Start Records for this exercise

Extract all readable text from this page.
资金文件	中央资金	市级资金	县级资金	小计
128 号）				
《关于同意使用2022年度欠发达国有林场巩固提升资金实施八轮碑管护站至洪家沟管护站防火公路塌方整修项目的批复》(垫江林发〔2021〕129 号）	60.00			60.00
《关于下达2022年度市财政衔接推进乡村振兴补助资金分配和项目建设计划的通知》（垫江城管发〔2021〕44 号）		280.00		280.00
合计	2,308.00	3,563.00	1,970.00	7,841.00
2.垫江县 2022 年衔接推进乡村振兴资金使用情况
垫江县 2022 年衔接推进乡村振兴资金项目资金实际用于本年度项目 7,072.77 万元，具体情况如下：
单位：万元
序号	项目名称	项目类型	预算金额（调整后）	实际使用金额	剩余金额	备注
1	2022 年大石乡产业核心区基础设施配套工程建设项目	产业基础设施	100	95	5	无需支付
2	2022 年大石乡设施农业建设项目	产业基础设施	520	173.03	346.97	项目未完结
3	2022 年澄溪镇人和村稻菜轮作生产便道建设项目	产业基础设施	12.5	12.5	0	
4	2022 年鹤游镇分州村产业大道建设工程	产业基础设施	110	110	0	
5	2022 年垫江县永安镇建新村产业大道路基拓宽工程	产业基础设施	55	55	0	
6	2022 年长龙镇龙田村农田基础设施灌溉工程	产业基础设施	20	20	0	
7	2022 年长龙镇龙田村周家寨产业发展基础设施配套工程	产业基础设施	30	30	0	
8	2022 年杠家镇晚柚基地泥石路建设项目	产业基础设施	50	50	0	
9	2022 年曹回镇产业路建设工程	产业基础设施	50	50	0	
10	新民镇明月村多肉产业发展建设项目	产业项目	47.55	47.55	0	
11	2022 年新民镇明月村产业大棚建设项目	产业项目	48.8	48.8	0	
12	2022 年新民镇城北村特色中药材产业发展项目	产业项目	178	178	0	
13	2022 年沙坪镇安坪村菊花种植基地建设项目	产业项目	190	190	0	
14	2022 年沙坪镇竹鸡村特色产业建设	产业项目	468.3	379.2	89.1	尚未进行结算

End Records for this exercise

Given exercise: Extract all of the data exactly as written.

Solution for this task:
Extract all readable text from this page.
资金文件	中央资金	市级资金	县级资金	小计
128 号）				
《关于同意使用2022年度欠发达国有林场巩固提升资金实施八轮碑管护站至洪家沟管护站防火公路塌方整修项目的批复》(垫江林发〔2021〕129 号）	60.00			60.00
《关于下达2022年度市财政衔接推进乡村振兴补助资金分配和项目建设计划的通知》（垫江城管发〔2021〕44 号）		280.00		280.00
合计	2,308.00	3,563.00	1,970.00	7,841.00
2.垫江县 2022 年衔接推进乡村振兴资金使用情况
垫江县 2022 年衔接推进乡村振兴资金项目资金实际用于本年度项目 7,072.77 万元，具体情况如下：
单位：万元
序号	项目名称	项目类型	预算金额（调整后）	实际使用金额	剩余金额	备注
1	2022 年大石乡产业核心区基础设施配套工程建设项目	产业基础设施	100	95	5	无需支付
2	2022 年大石乡设施农业建设项目	产业基础设施	520	173.03	346.97	项目未完结
3	2022 年澄溪镇人和村稻菜轮作生产便道建设项目	产业基础设施	12.5	12.5	0	
4	2022 年鹤游镇分州村产业大道建设工程	产业基础设施	110	110	0	
5	2022 年垫江县永安镇建新村产业大道路基拓宽工程	产业基础设施	55	55	0	
6	2022 年长龙镇龙田村农田基础设施灌溉工程	产业基础设施	20	20	0	
7	2022 年长龙镇龙田村周家寨产业发展基础设施配套工程	产业基础设施	30	30	0	
8	2022 年杠家镇晚柚基地泥石路建设项目	产业基础设施	50	50	0	
9	2022 年曹回镇产业路建设工程	产业基础设施	50	50	0	
10	新民镇明月村多肉产业发展建设项目	产业项目	47.55	47.55	0	
11	2022 年新民镇明月村产业大棚建设项目	产业项目	48.8	48.8	0	
12	2022 年新民镇城北村特色中药材产业发展项目	产业项目	178	178	0	
13	2022 年沙坪镇安坪村菊花种植基地建设项目	产业项目	190	190	0	
14	2022 年沙坪镇竹鸡村特色产业建设	产业项目	468.3	379.2	89.1	尚未进行结算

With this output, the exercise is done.